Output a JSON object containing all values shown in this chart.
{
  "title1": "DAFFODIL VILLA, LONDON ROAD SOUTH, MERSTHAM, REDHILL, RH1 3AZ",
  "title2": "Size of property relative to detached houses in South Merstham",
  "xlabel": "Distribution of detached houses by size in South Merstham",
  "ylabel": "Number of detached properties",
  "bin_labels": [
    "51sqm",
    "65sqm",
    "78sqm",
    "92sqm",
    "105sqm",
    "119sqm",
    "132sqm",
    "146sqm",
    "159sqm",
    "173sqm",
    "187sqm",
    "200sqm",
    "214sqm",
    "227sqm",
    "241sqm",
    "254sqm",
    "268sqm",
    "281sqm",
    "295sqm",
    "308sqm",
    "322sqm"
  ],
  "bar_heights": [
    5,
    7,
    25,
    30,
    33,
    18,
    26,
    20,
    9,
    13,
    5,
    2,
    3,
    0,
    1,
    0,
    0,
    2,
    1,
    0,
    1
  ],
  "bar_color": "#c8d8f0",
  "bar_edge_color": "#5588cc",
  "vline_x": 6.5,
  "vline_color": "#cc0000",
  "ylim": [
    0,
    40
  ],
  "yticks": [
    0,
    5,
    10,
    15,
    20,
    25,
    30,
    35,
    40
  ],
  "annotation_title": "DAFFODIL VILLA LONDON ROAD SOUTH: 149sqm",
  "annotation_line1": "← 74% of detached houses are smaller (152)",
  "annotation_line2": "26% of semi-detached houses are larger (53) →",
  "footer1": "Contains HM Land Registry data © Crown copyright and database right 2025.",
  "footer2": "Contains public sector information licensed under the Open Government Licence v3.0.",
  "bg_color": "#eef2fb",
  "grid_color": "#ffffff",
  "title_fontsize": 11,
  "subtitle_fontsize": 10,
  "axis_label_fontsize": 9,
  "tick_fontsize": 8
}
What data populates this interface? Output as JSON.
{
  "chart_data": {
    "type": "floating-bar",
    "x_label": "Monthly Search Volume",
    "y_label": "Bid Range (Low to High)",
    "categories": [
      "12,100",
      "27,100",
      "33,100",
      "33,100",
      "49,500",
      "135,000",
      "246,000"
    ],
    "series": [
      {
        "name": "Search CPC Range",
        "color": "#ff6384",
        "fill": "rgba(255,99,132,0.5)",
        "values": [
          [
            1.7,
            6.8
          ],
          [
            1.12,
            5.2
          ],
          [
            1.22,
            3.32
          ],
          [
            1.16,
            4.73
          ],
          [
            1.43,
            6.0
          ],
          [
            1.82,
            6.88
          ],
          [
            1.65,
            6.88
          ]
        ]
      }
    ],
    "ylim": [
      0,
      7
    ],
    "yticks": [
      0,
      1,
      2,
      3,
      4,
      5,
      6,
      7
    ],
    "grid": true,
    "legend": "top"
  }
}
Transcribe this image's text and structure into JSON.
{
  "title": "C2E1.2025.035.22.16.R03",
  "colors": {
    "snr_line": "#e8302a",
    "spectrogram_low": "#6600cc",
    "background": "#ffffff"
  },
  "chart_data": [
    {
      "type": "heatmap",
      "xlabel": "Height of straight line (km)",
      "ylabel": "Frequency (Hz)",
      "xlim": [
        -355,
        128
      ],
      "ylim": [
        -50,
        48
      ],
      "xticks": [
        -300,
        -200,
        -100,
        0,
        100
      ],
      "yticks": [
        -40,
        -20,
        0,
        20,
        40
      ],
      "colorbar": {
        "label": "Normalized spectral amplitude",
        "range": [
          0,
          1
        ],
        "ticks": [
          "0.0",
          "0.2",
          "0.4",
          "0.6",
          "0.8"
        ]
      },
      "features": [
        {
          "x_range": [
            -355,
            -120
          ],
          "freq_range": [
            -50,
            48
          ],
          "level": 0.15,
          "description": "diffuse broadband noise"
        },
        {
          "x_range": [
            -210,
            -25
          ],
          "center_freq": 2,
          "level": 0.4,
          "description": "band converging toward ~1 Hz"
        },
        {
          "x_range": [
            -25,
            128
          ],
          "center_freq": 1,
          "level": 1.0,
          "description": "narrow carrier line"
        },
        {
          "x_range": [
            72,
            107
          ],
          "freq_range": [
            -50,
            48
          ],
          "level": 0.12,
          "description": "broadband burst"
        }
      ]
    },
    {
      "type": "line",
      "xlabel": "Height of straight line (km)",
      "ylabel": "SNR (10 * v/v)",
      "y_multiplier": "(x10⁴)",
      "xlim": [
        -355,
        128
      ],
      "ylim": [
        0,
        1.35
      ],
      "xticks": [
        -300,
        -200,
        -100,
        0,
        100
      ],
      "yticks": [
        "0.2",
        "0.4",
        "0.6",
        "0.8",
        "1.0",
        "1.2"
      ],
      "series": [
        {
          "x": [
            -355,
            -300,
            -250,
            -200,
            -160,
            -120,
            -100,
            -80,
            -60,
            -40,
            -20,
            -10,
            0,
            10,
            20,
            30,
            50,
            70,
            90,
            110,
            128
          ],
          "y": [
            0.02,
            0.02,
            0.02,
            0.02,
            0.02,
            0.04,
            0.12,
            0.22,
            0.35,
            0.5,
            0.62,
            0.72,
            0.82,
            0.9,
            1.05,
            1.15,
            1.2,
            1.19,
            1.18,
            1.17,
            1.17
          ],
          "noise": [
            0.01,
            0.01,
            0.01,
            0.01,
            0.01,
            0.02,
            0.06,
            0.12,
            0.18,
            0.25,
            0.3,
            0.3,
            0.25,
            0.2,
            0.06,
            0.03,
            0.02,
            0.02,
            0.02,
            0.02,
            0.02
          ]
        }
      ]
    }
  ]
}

######

- _Requirement_: Quote every entry exactly.

- _Result_:
Output a JSON object containing all values shown in this chart.
{
  "title1": "DAFFODIL VILLA, LONDON ROAD SOUTH, MERSTHAM, REDHILL, RH1 3AZ",
  "title2": "Size of property relative to detached houses in South Merstham",
  "xlabel": "Distribution of detached houses by size in South Merstham",
  "ylabel": "Number of detached properties",
  "bin_labels": [
    "51sqm",
    "65sqm",
    "78sqm",
    "92sqm",
    "105sqm",
    "119sqm",
    "132sqm",
    "146sqm",
    "159sqm",
    "173sqm",
    "187sqm",
    "200sqm",
    "214sqm",
    "227sqm",
    "241sqm",
    "254sqm",
    "268sqm",
    "281sqm",
    "295sqm",
    "308sqm",
    "322sqm"
  ],
  "bar_heights": [
    5,
    7,
    25,
    30,
    33,
    18,
    26,
    20,
    9,
    13,
    5,
    2,
    3,
    0,
    1,
    0,
    0,
    2,
    1,
    0,
    1
  ],
  "bar_color": "#c8d8f0",
  "bar_edge_color": "#5588cc",
  "vline_x": 6.5,
  "vline_color": "#cc0000",
  "ylim": [
    0,
    40
  ],
  "yticks": [
    0,
    5,
    10,
    15,
    20,
    25,
    30,
    35,
    40
  ],
  "annotation_title": "DAFFODIL VILLA LONDON ROAD SOUTH: 149sqm",
  "annotation_line1": "← 74% of detached houses are smaller (152)",
  "annotation_line2": "26% of semi-detached houses are larger (53) →",
  "footer1": "Contains HM Land Registry data © Crown copyright and database right 2025.",
  "footer2": "Contains public sector information licensed under the Open Government Licence v3.0.",
  "bg_color": "#eef2fb",
  "grid_color": "#ffffff",
  "title_fontsize": 11,
  "subtitle_fontsize": 10,
  "axis_label_fontsize": 9,
  "tick_fontsize": 8
}
What data populates this interface? Output as JSON.
{
  "chart_data": {
    "type": "floating-bar",
    "x_label": "Monthly Search Volume",
    "y_label": "Bid Range (Low to High)",
    "categories": [
      "12,100",
      "27,100",
      "33,100",
      "33,100",
      "49,500",
      "135,000",
      "246,000"
    ],
    "series": [
      {
        "name": "Search CPC Range",
        "color": "#ff6384",
        "fill": "rgba(255,99,132,0.5)",
        "values": [
          [
            1.7,
            6.8
          ],
          [
            1.12,
            5.2
          ],
          [
            1.22,
            3.32
          ],
          [
            1.16,
            4.73
          ],
          [
            1.43,
            6.0
          ],
          [
            1.82,
            6.88
          ],
          [
            1.65,
            6.88
          ]
        ]
      }
    ],
    "ylim": [
      0,
      7
    ],
    "yticks": [
      0,
      1,
      2,
      3,
      4,
      5,
      6,
      7
    ],
    "grid": true,
    "legend": "top"
  }
}
Transcribe this image's text and structure into JSON.
{
  "title": "C2E1.2025.035.22.16.R03",
  "colors": {
    "snr_line": "#e8302a",
    "spectrogram_low": "#6600cc",
    "background": "#ffffff"
  },
  "chart_data": [
    {
      "type": "heatmap",
      "xlabel": "Height of straight line (km)",
      "ylabel": "Frequency (Hz)",
      "xlim": [
        -355,
        128
      ],
      "ylim": [
        -50,
        48
      ],
      "xticks": [
        -300,
        -200,
        -100,
        0,
        100
      ],
      "yticks": [
        -40,
        -20,
        0,
        20,
        40
      ],
      "colorbar": {
        "label": "Normalized spectral amplitude",
        "range": [
          0,
          1
        ],
        "ticks": [
          "0.0",
          "0.2",
          "0.4",
          "0.6",
          "0.8"
        ]
      },
      "features": [
        {
          "x_range": [
            -355,
            -120
          ],
          "freq_range": [
            -50,
            48
          ],
          "level": 0.15,
          "description": "diffuse broadband noise"
        },
        {
          "x_range": [
            -210,
            -25
          ],
          "center_freq": 2,
          "level": 0.4,
          "description": "band converging toward ~1 Hz"
        },
        {
          "x_range": [
            -25,
            128
          ],
          "center_freq": 1,
          "level": 1.0,
          "description": "narrow carrier line"
        },
        {
          "x_range": [
            72,
            107
          ],
          "freq_range": [
            -50,
            48
          ],
          "level": 0.12,
          "description": "broadband burst"
        }
      ]
    },
    {
      "type": "line",
      "xlabel": "Height of straight line (km)",
      "ylabel": "SNR (10 * v/v)",
      "y_multiplier": "(x10⁴)",
      "xlim": [
        -355,
        128
      ],
      "ylim": [
        0,
        1.35
      ],
      "xticks": [
        -300,
        -200,
        -100,
        0,
        100
      ],
      "yticks": [
        "0.2",
        "0.4",
        "0.6",
        "0.8",
        "1.0",
        "1.2"
      ],
      "series": [
        {
          "x": [
            -355,
            -300,
            -250,
            -200,
            -160,
            -120,
            -100,
            -80,
            -60,
            -40,
            -20,
            -10,
            0,
            10,
            20,
            30,
            50,
            70,
            90,
            110,
            128
          ],
          "y": [
            0.02,
            0.02,
            0.02,
            0.02,
            0.02,
            0.04,
            0.12,
            0.22,
            0.35,
            0.5,
            0.62,
            0.72,
            0.82,
            0.9,
            1.05,
            1.15,
            1.2,
            1.19,
            1.18,
            1.17,
            1.17
          ],
          "noise": [
            0.01,
            0.01,
            0.01,
            0.01,
            0.01,
            0.02,
            0.06,
            0.12,
            0.18,
            0.25,
            0.3,
            0.3,
            0.25,
            0.2,
            0.06,
            0.03,
            0.02,
            0.02,
            0.02,
            0.02,
            0.02
          ]
        }
      ]
    }
  ]
}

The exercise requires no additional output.